§ STATED GOAL
Reproduce the following material exactly, including every line.

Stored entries
━━━━━━━━━━━━━━━━

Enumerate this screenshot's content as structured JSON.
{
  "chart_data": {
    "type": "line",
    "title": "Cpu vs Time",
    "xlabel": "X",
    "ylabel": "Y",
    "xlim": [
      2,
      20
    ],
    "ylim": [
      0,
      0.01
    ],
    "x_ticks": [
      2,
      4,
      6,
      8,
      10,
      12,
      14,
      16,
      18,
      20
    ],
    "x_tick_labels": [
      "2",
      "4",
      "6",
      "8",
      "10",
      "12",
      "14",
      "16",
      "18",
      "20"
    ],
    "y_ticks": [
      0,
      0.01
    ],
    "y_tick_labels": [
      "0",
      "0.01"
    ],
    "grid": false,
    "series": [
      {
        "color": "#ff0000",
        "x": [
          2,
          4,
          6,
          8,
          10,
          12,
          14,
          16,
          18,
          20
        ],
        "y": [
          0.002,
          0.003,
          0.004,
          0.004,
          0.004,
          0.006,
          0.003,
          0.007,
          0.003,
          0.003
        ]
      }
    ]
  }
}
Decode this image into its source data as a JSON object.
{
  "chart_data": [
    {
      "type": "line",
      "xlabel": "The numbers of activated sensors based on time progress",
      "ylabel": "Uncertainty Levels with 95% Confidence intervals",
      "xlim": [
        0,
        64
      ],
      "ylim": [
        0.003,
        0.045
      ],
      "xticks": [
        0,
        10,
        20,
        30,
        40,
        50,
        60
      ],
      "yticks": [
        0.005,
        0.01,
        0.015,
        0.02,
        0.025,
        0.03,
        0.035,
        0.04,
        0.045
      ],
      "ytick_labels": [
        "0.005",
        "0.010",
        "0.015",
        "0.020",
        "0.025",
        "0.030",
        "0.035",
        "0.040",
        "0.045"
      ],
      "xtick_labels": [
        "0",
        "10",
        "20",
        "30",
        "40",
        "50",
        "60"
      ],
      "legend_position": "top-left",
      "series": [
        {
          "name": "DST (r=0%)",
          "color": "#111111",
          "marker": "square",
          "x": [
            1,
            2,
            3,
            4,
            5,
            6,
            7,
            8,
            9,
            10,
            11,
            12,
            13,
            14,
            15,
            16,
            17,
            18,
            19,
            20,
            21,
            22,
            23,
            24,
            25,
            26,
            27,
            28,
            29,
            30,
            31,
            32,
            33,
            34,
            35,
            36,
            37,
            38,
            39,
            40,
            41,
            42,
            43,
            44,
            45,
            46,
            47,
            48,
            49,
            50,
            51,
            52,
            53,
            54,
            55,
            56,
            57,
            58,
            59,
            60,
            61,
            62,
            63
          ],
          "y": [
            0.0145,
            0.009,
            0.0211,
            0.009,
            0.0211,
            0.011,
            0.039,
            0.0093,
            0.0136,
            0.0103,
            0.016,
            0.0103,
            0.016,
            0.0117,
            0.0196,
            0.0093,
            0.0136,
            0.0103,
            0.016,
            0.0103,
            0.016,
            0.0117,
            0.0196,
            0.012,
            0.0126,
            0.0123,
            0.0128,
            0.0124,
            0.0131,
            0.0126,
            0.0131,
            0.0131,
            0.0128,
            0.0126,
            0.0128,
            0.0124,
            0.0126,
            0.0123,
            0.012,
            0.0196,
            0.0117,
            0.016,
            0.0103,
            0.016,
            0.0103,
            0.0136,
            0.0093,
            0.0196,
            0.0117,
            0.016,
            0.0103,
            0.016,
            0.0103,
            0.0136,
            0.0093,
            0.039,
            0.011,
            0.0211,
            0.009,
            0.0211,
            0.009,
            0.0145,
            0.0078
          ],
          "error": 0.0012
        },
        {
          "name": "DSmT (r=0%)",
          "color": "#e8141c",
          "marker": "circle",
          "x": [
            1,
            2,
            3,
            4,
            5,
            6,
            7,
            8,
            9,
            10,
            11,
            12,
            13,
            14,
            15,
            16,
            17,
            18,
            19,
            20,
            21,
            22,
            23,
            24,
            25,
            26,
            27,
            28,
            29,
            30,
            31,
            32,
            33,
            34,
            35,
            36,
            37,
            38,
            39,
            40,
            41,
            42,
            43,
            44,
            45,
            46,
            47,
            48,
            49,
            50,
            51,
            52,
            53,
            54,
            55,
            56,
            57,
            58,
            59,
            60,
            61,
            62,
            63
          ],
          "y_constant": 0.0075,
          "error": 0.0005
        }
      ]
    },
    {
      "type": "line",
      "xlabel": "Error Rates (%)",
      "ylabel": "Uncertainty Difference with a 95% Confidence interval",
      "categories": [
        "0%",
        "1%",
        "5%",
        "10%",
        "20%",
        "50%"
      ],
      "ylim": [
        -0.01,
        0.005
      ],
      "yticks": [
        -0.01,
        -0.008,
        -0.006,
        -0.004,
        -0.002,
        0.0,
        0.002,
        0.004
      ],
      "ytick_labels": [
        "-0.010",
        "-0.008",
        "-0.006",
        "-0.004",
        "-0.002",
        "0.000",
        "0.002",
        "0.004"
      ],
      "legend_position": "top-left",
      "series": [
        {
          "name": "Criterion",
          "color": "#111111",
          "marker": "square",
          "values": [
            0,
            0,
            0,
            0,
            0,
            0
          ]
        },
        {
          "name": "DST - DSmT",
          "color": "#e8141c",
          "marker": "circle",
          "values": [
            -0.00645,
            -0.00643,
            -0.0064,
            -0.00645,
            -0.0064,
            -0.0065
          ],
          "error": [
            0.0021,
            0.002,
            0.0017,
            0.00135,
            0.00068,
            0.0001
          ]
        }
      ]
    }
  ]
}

━━━━━━━━━━━━━━━━

§ THE SOLUTION
Enumerate this screenshot's content as structured JSON.
{
  "chart_data": {
    "type": "line",
    "title": "Cpu vs Time",
    "xlabel": "X",
    "ylabel": "Y",
    "xlim": [
      2,
      20
    ],
    "ylim": [
      0,
      0.01
    ],
    "x_ticks": [
      2,
      4,
      6,
      8,
      10,
      12,
      14,
      16,
      18,
      20
    ],
    "x_tick_labels": [
      "2",
      "4",
      "6",
      "8",
      "10",
      "12",
      "14",
      "16",
      "18",
      "20"
    ],
    "y_ticks": [
      0,
      0.01
    ],
    "y_tick_labels": [
      "0",
      "0.01"
    ],
    "grid": false,
    "series": [
      {
        "color": "#ff0000",
        "x": [
          2,
          4,
          6,
          8,
          10,
          12,
          14,
          16,
          18,
          20
        ],
        "y": [
          0.002,
          0.003,
          0.004,
          0.004,
          0.004,
          0.006,
          0.003,
          0.007,
          0.003,
          0.003
        ]
      }
    ]
  }
}
Decode this image into its source data as a JSON object.
{
  "chart_data": [
    {
      "type": "line",
      "xlabel": "The numbers of activated sensors based on time progress",
      "ylabel": "Uncertainty Levels with 95% Confidence intervals",
      "xlim": [
        0,
        64
      ],
      "ylim": [
        0.003,
        0.045
      ],
      "xticks": [
        0,
        10,
        20,
        30,
        40,
        50,
        60
      ],
      "yticks": [
        0.005,
        0.01,
        0.015,
        0.02,
        0.025,
        0.03,
        0.035,
        0.04,
        0.045
      ],
      "ytick_labels": [
        "0.005",
        "0.010",
        "0.015",
        "0.020",
        "0.025",
        "0.030",
        "0.035",
        "0.040",
        "0.045"
      ],
      "xtick_labels": [
        "0",
        "10",
        "20",
        "30",
        "40",
        "50",
        "60"
      ],
      "legend_position": "top-left",
      "series": [
        {
          "name": "DST (r=0%)",
          "color": "#111111",
          "marker": "square",
          "x": [
            1,
            2,
            3,
            4,
            5,
            6,
            7,
            8,
            9,
            10,
            11,
            12,
            13,
            14,
            15,
            16,
            17,
            18,
            19,
            20,
            21,
            22,
            23,
            24,
            25,
            26,
            27,
            28,
            29,
            30,
            31,
            32,
            33,
            34,
            35,
            36,
            37,
            38,
            39,
            40,
            41,
            42,
            43,
            44,
            45,
            46,
            47,
            48,
            49,
            50,
            51,
            52,
            53,
            54,
            55,
            56,
            57,
            58,
            59,
            60,
            61,
            62,
            63
          ],
          "y": [
            0.0145,
            0.009,
            0.0211,
            0.009,
            0.0211,
            0.011,
            0.039,
            0.0093,
            0.0136,
            0.0103,
            0.016,
            0.0103,
            0.016,
            0.0117,
            0.0196,
            0.0093,
            0.0136,
            0.0103,
            0.016,
            0.0103,
            0.016,
            0.0117,
            0.0196,
            0.012,
            0.0126,
            0.0123,
            0.0128,
            0.0124,
            0.0131,
            0.0126,
            0.0131,
            0.0131,
            0.0128,
            0.0126,
            0.0128,
            0.0124,
            0.0126,
            0.0123,
            0.012,
            0.0196,
            0.0117,
            0.016,
            0.0103,
            0.016,
            0.0103,
            0.0136,
            0.0093,
            0.0196,
            0.0117,
            0.016,
            0.0103,
            0.016,
            0.0103,
            0.0136,
            0.0093,
            0.039,
            0.011,
            0.0211,
            0.009,
            0.0211,
            0.009,
            0.0145,
            0.0078
          ],
          "error": 0.0012
        },
        {
          "name": "DSmT (r=0%)",
          "color": "#e8141c",
          "marker": "circle",
          "x": [
            1,
            2,
            3,
            4,
            5,
            6,
            7,
            8,
            9,
            10,
            11,
            12,
            13,
            14,
            15,
            16,
            17,
            18,
            19,
            20,
            21,
            22,
            23,
            24,
            25,
            26,
            27,
            28,
            29,
            30,
            31,
            32,
            33,
            34,
            35,
            36,
            37,
            38,
            39,
            40,
            41,
            42,
            43,
            44,
            45,
            46,
            47,
            48,
            49,
            50,
            51,
            52,
            53,
            54,
            55,
            56,
            57,
            58,
            59,
            60,
            61,
            62,
            63
          ],
          "y_constant": 0.0075,
          "error": 0.0005
        }
      ]
    },
    {
      "type": "line",
      "xlabel": "Error Rates (%)",
      "ylabel": "Uncertainty Difference with a 95% Confidence interval",
      "categories": [
        "0%",
        "1%",
        "5%",
        "10%",
        "20%",
        "50%"
      ],
      "ylim": [
        -0.01,
        0.005
      ],
      "yticks": [
        -0.01,
        -0.008,
        -0.006,
        -0.004,
        -0.002,
        0.0,
        0.002,
        0.004
      ],
      "ytick_labels": [
        "-0.010",
        "-0.008",
        "-0.006",
        "-0.004",
        "-0.002",
        "0.000",
        "0.002",
        "0.004"
      ],
      "legend_position": "top-left",
      "series": [
        {
          "name": "Criterion",
          "color": "#111111",
          "marker": "square",
          "values": [
            0,
            0,
            0,
            0,
            0,
            0
          ]
        },
        {
          "name": "DST - DSmT",
          "color": "#e8141c",
          "marker": "circle",
          "values": [
            -0.00645,
            -0.00643,
            -0.0064,
            -0.00645,
            -0.0064,
            -0.0065
          ],
          "error": [
            0.0021,
            0.002,
            0.0017,
            0.00135,
            0.00068,
            0.0001
          ]
        }
      ]
    }
  ]
}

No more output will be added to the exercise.